* Directive *
Your task is to print every entry below exactly as given.

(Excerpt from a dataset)
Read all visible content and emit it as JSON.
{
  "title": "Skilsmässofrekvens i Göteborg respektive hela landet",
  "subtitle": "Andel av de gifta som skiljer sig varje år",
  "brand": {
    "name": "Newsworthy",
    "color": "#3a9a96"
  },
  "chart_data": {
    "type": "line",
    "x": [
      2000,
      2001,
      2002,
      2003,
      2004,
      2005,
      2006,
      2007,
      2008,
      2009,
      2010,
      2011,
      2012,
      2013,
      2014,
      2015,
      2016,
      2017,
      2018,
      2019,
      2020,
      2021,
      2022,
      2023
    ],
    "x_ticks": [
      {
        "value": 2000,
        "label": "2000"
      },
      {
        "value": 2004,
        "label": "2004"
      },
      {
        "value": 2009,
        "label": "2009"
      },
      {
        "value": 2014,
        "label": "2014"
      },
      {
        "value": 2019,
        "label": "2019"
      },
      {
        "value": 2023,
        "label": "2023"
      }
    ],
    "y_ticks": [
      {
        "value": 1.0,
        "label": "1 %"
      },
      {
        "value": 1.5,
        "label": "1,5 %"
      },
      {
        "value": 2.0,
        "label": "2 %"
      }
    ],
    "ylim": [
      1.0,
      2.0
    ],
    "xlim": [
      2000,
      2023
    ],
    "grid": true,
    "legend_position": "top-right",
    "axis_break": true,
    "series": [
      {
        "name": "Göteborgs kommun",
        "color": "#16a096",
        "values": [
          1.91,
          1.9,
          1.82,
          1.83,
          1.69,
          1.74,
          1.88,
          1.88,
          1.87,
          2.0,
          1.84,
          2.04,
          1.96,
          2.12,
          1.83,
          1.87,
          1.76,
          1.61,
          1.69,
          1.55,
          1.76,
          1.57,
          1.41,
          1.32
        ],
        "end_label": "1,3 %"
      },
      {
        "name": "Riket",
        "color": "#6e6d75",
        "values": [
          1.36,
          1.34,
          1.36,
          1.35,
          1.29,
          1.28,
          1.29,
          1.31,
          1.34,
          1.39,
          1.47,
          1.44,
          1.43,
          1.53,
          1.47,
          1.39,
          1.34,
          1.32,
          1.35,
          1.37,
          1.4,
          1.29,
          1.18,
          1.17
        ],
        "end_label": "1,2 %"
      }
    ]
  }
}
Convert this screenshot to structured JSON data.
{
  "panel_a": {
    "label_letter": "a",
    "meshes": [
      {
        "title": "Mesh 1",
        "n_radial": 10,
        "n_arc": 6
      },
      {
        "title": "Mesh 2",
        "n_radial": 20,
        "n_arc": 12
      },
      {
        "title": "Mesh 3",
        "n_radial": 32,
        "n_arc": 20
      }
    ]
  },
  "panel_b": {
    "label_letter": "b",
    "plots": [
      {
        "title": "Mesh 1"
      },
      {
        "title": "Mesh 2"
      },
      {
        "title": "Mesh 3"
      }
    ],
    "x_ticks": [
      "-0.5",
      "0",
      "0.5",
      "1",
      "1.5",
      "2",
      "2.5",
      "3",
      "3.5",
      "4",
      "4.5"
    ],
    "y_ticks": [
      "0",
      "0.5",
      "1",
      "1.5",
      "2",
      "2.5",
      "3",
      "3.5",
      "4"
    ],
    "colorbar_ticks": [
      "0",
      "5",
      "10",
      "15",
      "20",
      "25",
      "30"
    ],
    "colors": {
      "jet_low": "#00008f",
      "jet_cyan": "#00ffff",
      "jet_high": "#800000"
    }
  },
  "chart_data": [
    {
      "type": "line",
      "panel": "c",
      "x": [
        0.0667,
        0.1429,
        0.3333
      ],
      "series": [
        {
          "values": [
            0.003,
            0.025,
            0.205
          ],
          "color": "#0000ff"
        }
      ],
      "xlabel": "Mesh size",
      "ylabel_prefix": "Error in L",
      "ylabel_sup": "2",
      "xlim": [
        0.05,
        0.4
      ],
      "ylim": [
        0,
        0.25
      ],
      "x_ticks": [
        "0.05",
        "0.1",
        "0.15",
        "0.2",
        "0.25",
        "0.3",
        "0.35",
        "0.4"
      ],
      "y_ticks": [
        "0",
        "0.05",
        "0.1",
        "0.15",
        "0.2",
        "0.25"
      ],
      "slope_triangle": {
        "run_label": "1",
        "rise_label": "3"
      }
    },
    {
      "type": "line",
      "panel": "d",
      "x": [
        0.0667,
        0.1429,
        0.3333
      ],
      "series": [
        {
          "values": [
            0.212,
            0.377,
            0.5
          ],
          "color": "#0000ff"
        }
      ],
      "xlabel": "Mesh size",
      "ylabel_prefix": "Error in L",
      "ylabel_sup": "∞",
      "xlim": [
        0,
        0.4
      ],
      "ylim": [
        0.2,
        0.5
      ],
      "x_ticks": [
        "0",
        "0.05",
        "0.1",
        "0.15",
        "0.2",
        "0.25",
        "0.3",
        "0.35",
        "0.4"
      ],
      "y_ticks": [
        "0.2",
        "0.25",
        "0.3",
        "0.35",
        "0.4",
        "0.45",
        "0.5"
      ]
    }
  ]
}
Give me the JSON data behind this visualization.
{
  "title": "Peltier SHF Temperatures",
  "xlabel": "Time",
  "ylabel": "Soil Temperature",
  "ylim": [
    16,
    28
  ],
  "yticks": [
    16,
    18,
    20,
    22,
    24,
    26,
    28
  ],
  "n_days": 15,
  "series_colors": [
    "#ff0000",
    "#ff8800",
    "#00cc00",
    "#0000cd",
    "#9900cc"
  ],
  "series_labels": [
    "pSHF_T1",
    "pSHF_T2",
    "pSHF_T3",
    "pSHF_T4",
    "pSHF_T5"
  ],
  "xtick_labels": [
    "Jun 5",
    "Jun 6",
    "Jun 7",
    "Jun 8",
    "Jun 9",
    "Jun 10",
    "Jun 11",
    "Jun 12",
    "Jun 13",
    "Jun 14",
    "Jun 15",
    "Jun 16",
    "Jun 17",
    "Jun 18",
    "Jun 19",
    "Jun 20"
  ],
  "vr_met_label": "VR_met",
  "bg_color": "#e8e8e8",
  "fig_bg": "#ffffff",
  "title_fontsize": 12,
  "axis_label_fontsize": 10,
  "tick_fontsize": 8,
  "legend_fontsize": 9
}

* Response below *
Read all visible content and emit it as JSON.
{
  "title": "Skilsmässofrekvens i Göteborg respektive hela landet",
  "subtitle": "Andel av de gifta som skiljer sig varje år",
  "brand": {
    "name": "Newsworthy",
    "color": "#3a9a96"
  },
  "chart_data": {
    "type": "line",
    "x": [
      2000,
      2001,
      2002,
      2003,
      2004,
      2005,
      2006,
      2007,
      2008,
      2009,
      2010,
      2011,
      2012,
      2013,
      2014,
      2015,
      2016,
      2017,
      2018,
      2019,
      2020,
      2021,
      2022,
      2023
    ],
    "x_ticks": [
      {
        "value": 2000,
        "label": "2000"
      },
      {
        "value": 2004,
        "label": "2004"
      },
      {
        "value": 2009,
        "label": "2009"
      },
      {
        "value": 2014,
        "label": "2014"
      },
      {
        "value": 2019,
        "label": "2019"
      },
      {
        "value": 2023,
        "label": "2023"
      }
    ],
    "y_ticks": [
      {
        "value": 1.0,
        "label": "1 %"
      },
      {
        "value": 1.5,
        "label": "1,5 %"
      },
      {
        "value": 2.0,
        "label": "2 %"
      }
    ],
    "ylim": [
      1.0,
      2.0
    ],
    "xlim": [
      2000,
      2023
    ],
    "grid": true,
    "legend_position": "top-right",
    "axis_break": true,
    "series": [
      {
        "name": "Göteborgs kommun",
        "color": "#16a096",
        "values": [
          1.91,
          1.9,
          1.82,
          1.83,
          1.69,
          1.74,
          1.88,
          1.88,
          1.87,
          2.0,
          1.84,
          2.04,
          1.96,
          2.12,
          1.83,
          1.87,
          1.76,
          1.61,
          1.69,
          1.55,
          1.76,
          1.57,
          1.41,
          1.32
        ],
        "end_label": "1,3 %"
      },
      {
        "name": "Riket",
        "color": "#6e6d75",
        "values": [
          1.36,
          1.34,
          1.36,
          1.35,
          1.29,
          1.28,
          1.29,
          1.31,
          1.34,
          1.39,
          1.47,
          1.44,
          1.43,
          1.53,
          1.47,
          1.39,
          1.34,
          1.32,
          1.35,
          1.37,
          1.4,
          1.29,
          1.18,
          1.17
        ],
        "end_label": "1,2 %"
      }
    ]
  }
}
Convert this screenshot to structured JSON data.
{
  "panel_a": {
    "label_letter": "a",
    "meshes": [
      {
        "title": "Mesh 1",
        "n_radial": 10,
        "n_arc": 6
      },
      {
        "title": "Mesh 2",
        "n_radial": 20,
        "n_arc": 12
      },
      {
        "title": "Mesh 3",
        "n_radial": 32,
        "n_arc": 20
      }
    ]
  },
  "panel_b": {
    "label_letter": "b",
    "plots": [
      {
        "title": "Mesh 1"
      },
      {
        "title": "Mesh 2"
      },
      {
        "title": "Mesh 3"
      }
    ],
    "x_ticks": [
      "-0.5",
      "0",
      "0.5",
      "1",
      "1.5",
      "2",
      "2.5",
      "3",
      "3.5",
      "4",
      "4.5"
    ],
    "y_ticks": [
      "0",
      "0.5",
      "1",
      "1.5",
      "2",
      "2.5",
      "3",
      "3.5",
      "4"
    ],
    "colorbar_ticks": [
      "0",
      "5",
      "10",
      "15",
      "20",
      "25",
      "30"
    ],
    "colors": {
      "jet_low": "#00008f",
      "jet_cyan": "#00ffff",
      "jet_high": "#800000"
    }
  },
  "chart_data": [
    {
      "type": "line",
      "panel": "c",
      "x": [
        0.0667,
        0.1429,
        0.3333
      ],
      "series": [
        {
          "values": [
            0.003,
            0.025,
            0.205
          ],
          "color": "#0000ff"
        }
      ],
      "xlabel": "Mesh size",
      "ylabel_prefix": "Error in L",
      "ylabel_sup": "2",
      "xlim": [
        0.05,
        0.4
      ],
      "ylim": [
        0,
        0.25
      ],
      "x_ticks": [
        "0.05",
        "0.1",
        "0.15",
        "0.2",
        "0.25",
        "0.3",
        "0.35",
        "0.4"
      ],
      "y_ticks": [
        "0",
        "0.05",
        "0.1",
        "0.15",
        "0.2",
        "0.25"
      ],
      "slope_triangle": {
        "run_label": "1",
        "rise_label": "3"
      }
    },
    {
      "type": "line",
      "panel": "d",
      "x": [
        0.0667,
        0.1429,
        0.3333
      ],
      "series": [
        {
          "values": [
            0.212,
            0.377,
            0.5
          ],
          "color": "#0000ff"
        }
      ],
      "xlabel": "Mesh size",
      "ylabel_prefix": "Error in L",
      "ylabel_sup": "∞",
      "xlim": [
        0,
        0.4
      ],
      "ylim": [
        0.2,
        0.5
      ],
      "x_ticks": [
        "0",
        "0.05",
        "0.1",
        "0.15",
        "0.2",
        "0.25",
        "0.3",
        "0.35",
        "0.4"
      ],
      "y_ticks": [
        "0.2",
        "0.25",
        "0.3",
        "0.35",
        "0.4",
        "0.45",
        "0.5"
      ]
    }
  ]
}
Give me the JSON data behind this visualization.
{
  "title": "Peltier SHF Temperatures",
  "xlabel": "Time",
  "ylabel": "Soil Temperature",
  "ylim": [
    16,
    28
  ],
  "yticks": [
    16,
    18,
    20,
    22,
    24,
    26,
    28
  ],
  "n_days": 15,
  "series_colors": [
    "#ff0000",
    "#ff8800",
    "#00cc00",
    "#0000cd",
    "#9900cc"
  ],
  "series_labels": [
    "pSHF_T1",
    "pSHF_T2",
    "pSHF_T3",
    "pSHF_T4",
    "pSHF_T5"
  ],
  "xtick_labels": [
    "Jun 5",
    "Jun 6",
    "Jun 7",
    "Jun 8",
    "Jun 9",
    "Jun 10",
    "Jun 11",
    "Jun 12",
    "Jun 13",
    "Jun 14",
    "Jun 15",
    "Jun 16",
    "Jun 17",
    "Jun 18",
    "Jun 19",
    "Jun 20"
  ],
  "vr_met_label": "VR_met",
  "bg_color": "#e8e8e8",
  "fig_bg": "#ffffff",
  "title_fontsize": 12,
  "axis_label_fontsize": 10,
  "tick_fontsize": 8,
  "legend_fontsize": 9
}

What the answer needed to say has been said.